Stored records
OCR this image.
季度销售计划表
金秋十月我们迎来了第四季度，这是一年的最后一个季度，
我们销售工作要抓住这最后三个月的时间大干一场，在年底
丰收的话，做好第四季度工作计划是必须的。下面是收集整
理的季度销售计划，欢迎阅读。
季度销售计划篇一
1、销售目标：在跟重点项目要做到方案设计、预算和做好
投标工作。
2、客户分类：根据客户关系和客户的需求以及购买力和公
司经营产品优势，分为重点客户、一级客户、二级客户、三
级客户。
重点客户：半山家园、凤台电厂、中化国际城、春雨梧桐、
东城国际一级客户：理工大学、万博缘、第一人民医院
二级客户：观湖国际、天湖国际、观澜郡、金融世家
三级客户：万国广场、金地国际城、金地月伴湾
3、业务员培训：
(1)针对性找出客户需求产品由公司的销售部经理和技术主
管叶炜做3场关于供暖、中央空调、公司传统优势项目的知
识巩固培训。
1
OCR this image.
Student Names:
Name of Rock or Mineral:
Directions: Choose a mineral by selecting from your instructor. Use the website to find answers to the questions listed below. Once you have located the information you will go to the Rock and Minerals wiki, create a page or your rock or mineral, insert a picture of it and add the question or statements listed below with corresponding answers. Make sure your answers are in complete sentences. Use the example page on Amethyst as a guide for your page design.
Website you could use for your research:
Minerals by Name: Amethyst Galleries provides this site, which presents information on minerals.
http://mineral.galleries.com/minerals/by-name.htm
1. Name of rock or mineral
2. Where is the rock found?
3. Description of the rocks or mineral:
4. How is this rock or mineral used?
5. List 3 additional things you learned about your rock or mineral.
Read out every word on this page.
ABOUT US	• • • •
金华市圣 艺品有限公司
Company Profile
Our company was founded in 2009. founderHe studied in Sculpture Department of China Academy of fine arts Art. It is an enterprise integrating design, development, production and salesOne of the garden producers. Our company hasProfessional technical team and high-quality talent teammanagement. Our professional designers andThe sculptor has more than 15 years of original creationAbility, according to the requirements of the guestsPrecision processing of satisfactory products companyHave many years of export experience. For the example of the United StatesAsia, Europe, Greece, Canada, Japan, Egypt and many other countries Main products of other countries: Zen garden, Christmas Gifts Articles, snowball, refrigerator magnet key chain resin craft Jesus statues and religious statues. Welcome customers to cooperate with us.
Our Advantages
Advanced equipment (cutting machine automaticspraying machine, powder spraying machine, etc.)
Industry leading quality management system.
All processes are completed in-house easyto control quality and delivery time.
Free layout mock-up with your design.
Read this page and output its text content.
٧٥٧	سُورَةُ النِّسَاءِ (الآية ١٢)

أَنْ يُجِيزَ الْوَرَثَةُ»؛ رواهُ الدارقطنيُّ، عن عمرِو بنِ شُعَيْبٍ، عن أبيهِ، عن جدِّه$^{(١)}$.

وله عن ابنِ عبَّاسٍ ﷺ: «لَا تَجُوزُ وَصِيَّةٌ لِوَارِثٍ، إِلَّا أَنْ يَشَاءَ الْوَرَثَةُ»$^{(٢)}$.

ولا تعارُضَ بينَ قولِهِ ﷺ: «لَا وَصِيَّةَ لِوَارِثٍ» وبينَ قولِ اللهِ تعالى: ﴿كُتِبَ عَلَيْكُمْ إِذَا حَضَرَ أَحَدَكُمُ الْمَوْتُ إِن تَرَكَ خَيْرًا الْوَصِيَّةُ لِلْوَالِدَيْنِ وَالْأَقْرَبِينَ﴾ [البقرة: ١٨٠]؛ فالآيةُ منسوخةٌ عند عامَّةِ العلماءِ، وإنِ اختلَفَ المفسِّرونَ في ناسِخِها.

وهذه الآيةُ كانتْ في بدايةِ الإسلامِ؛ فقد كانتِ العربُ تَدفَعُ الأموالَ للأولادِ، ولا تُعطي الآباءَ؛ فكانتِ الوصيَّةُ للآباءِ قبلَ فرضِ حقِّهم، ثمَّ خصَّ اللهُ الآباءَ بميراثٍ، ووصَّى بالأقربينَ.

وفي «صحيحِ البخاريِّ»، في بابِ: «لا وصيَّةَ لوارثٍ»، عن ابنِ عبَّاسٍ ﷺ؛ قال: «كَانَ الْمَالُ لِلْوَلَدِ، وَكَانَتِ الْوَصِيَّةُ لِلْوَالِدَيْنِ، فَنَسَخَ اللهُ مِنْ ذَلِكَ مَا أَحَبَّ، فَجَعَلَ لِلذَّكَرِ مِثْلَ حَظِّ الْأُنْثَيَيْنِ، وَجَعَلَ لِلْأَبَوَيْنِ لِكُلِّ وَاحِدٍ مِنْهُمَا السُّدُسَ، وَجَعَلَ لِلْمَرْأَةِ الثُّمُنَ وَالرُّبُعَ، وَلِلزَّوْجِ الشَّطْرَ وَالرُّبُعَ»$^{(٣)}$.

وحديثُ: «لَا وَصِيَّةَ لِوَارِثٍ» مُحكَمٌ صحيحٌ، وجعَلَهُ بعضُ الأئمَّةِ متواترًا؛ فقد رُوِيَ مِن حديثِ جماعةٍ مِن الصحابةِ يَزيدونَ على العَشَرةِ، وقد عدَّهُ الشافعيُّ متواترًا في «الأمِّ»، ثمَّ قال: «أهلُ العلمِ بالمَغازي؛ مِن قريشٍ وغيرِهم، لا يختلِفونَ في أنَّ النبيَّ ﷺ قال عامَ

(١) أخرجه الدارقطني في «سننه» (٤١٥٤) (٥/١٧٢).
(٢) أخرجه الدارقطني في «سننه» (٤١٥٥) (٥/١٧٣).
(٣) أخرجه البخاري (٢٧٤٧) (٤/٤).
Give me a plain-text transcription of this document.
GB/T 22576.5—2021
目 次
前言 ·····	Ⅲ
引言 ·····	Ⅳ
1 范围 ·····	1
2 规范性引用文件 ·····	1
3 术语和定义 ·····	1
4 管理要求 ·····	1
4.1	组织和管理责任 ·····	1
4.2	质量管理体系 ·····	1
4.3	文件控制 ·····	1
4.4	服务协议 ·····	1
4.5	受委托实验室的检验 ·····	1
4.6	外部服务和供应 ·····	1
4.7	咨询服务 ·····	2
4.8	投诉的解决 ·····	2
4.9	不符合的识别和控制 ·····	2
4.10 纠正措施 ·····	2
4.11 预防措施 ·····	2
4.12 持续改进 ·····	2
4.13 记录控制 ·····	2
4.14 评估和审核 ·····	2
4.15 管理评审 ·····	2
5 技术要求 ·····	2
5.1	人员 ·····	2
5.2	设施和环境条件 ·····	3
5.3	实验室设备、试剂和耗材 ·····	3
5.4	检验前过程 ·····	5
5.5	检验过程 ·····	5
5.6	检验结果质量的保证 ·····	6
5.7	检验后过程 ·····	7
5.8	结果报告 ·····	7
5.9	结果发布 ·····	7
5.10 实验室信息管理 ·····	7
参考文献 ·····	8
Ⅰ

## WHAT THE EXERCISE ASKS:
Look through the data above. Each line containing the word "design" needs to be copied.

## WRITTEN ANSWER:
Directions: Choose a mineral by selecting from your instructor. Use the website to find answers to the questions listed below. Once you have located the information you will go to the Rock and Minerals wiki, create a page or your rock or mineral, insert a picture of it and add the question or statements listed below with corresponding answers. Make sure your answers are in complete sentences. Use the example page on Amethyst as a guide for your page design.
Our company was founded in 2009. founderHe studied in Sculpture Department of China Academy of fine arts Art. It is an enterprise integrating design, development, production and salesOne of the garden producers. Our company hasProfessional technical team and high-quality talent teammanagement. Our professional designers andThe sculptor has more than 15 years of original creationAbility, according to the requirements of the guestsPrecision processing of satisfactory products companyHave many years of export experience. For the example of the United StatesAsia, Europe, Greece, Canada, Japan, Egypt and many other countries Main products of other countries: Zen garden, Christmas Gifts Articles, snowball, refrigerator magnet key chain resin craft Jesus statues and religious statues. Welcome customers to cooperate with us.
Free layout mock-up with your design.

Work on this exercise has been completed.